**Work order 1**
Output the section of the post on sampling costs in Google Analytics that opens with the words "Now imagine that" and closes with "the smart move.", copied word for word.
**Work order 2**
Please summarize the post on sampling costs in Google Analytics in two sentences.

**Passage provided**
[Start of Attachment]

The Cost of Sampling in Google Analytics
Weber shows that while sampling works well for overall trends on your website, it can become very inaccurate. One good example of this is when you’re looking at smaller subsets of data, such as the conversion rate of a specific campaign.
To help calculate the accuracy of your data, Weber even included an online tool, which you can use to determine the “margin of error” for your campaign conversion rate.
In this post, I want to take his argument a bit further. I wanted to ask a slightly different question and see what the sampling inaccuracy could actually COST you, particularly if it led to taking the wrong decision in a campaign.
First, calculate margin of error
Imagine that you have a website with some 10M sessions in a particular time period, and that sampling kicks in. Now, suppose you’re comparing five different online campaigns, each of which is reported to send 4K sessions to your website with conversions of 2%.
Using Jonathan’s tool, linked above, we can now calculate the margin of error for these reported conversion rates. Here is the result:

As you can see, even though Google Analytics reports a conversion rate of 2%, the real rate for each of the five campaigns is actually between 0.55% and 5.04%. A significant difference, whichever way you look at it.
Next, calculate sampling cost
Let’s assume you have invested $6K in each of the five campaigns (for a total cost of $30K). Let’s then say that each converted session is worth around $100, making your total revenue from the campaigns $40K. This gives you a total profit of $10K:

Now assume that Campaign A is doing much better that the rest. Assume that its conversion rate is 5.04%, while the other campaigns only convert to 1.24%:

In this case, you would still see a profit of $10K across all your online campaigns, but you would only profit from Campaign A.
Now imagine that you have an additional $30K to invest in the five campaigns. If you allocated this money based on GA’s sampled report, you would still end up with $10K profit.
But, if you had had access to the unsampled data, you would have known that Campaign A is the only profitable one, and that investing the entirety of your $30K into this campaign was the smart move.
Indeed, this simple decision would net you nothing less than $70.8K in profit:

As you can see, sampling in this hypothetical case would have cost you $70.8K – $10K = $60.8K.

[End of Attachment]

[Document understanding data]
[Start of Attachment]

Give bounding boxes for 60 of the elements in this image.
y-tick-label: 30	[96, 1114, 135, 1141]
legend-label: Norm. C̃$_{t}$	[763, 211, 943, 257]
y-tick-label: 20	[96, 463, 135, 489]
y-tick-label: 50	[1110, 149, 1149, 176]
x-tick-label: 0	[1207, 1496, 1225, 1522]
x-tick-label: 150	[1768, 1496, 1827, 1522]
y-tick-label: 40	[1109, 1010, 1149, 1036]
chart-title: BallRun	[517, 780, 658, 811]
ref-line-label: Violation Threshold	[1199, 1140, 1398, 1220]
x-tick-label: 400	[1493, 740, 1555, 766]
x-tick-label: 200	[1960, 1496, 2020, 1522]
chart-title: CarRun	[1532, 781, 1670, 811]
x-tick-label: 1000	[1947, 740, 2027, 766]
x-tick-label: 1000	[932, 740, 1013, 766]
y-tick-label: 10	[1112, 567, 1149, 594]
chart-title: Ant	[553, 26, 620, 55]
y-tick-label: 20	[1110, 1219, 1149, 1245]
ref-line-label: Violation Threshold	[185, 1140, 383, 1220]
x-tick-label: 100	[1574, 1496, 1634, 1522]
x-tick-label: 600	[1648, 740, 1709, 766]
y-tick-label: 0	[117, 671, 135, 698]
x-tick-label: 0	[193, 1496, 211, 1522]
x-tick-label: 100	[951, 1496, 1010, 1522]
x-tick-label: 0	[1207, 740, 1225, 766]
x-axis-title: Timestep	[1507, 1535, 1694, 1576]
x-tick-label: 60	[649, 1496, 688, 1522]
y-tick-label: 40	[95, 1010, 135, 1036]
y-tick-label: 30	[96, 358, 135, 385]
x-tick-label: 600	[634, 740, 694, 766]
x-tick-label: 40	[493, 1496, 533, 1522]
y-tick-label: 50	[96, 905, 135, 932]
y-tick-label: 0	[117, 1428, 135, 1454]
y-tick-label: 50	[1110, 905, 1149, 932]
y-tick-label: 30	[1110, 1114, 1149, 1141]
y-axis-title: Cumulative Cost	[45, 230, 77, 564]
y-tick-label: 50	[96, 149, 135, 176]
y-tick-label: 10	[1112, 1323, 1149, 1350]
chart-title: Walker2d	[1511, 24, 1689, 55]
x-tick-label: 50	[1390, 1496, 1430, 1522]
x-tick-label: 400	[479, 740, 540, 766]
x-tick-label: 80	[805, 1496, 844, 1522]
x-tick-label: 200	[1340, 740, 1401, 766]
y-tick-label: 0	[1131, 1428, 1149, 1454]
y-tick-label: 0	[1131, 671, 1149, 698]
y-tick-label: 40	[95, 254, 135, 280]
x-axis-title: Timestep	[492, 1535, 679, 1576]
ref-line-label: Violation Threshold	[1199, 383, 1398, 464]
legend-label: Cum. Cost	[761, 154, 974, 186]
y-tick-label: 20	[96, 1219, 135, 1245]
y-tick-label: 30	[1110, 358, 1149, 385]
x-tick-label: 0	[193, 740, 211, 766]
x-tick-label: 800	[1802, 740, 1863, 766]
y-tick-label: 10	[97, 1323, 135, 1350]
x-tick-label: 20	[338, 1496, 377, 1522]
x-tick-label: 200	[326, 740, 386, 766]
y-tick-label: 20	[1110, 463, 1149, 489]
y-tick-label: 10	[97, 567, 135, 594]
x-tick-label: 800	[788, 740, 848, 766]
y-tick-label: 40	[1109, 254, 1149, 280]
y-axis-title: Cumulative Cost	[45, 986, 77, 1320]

[End of Attachment]

**Expected output 1**
Now imagine that you have an additional $30K to invest in the five campaigns. If you allocated this money based on GA’s sampled report, you would still end up with $10K profit.
But, if you had had access to the unsampled data, you would have known that Campaign A is the only profitable one, and that investing the entirety of your $30K into this campaign was the smart move.

**Expected output 2**
Sampling in Google Analytics can become very inaccurate for small subsets of data such as a campaign's conversion rate, so that a reported 2% rate in the post's example could really lie anywhere between 0.55% and 5.04%. In a hypothetical case with five campaigns, spending an additional $30K based on the sampled report would still yield $10K profit, while unsampled data would show that putting it all into the one profitable campaign nets $70.8K, meaning sampling would cost $60.8K.